- [Material to process]
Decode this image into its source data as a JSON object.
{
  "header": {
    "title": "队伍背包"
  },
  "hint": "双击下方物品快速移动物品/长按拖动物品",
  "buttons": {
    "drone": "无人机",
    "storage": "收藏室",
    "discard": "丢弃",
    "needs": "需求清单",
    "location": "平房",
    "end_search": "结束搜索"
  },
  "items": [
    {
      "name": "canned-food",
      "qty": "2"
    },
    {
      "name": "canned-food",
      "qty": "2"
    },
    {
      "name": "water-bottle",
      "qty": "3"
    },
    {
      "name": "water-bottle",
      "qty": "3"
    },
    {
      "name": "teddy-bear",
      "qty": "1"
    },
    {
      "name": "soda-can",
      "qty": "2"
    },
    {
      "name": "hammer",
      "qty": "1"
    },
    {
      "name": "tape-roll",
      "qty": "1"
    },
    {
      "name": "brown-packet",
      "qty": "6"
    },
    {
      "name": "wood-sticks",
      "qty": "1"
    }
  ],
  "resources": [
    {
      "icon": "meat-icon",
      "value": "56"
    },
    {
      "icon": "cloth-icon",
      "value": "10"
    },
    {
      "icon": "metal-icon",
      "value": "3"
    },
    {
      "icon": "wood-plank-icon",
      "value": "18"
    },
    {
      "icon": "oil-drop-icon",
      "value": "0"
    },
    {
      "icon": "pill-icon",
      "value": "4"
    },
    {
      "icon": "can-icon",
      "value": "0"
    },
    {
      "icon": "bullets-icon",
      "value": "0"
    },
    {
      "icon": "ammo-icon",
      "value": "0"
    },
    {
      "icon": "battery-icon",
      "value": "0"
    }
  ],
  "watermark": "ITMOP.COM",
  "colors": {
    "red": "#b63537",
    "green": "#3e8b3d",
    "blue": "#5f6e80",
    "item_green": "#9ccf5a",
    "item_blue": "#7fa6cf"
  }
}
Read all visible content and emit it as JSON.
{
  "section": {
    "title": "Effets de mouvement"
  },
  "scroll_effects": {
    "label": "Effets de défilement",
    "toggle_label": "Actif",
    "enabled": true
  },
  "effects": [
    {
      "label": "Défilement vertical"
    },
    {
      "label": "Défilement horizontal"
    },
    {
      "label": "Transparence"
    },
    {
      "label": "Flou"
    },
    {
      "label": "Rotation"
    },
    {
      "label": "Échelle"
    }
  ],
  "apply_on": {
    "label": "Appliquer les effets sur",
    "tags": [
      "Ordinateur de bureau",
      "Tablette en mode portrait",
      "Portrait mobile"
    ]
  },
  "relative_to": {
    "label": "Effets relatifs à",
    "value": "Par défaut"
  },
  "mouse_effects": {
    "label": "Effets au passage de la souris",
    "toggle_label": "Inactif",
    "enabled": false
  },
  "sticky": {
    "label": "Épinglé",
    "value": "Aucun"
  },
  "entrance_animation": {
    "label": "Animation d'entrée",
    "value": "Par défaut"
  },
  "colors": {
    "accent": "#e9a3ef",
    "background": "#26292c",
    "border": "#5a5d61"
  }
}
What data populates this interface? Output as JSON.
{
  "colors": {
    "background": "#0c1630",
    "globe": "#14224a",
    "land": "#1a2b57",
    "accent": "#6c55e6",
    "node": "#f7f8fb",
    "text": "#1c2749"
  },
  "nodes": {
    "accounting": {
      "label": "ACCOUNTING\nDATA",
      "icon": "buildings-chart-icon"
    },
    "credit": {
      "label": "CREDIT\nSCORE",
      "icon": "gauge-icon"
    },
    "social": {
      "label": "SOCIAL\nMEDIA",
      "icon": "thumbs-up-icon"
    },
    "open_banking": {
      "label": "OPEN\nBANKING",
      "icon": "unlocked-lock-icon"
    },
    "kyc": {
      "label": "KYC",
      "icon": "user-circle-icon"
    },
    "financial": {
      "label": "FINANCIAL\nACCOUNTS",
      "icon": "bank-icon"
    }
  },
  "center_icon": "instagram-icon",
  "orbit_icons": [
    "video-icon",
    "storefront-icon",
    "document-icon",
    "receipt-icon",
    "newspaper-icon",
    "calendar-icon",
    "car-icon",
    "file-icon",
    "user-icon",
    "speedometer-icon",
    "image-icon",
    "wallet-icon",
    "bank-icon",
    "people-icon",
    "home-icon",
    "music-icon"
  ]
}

- [Exercise requirements] Report all lines of the material that contain the word "background".

- [Exercise output]
    "background": "#26292c",
    "background": "#0c1630",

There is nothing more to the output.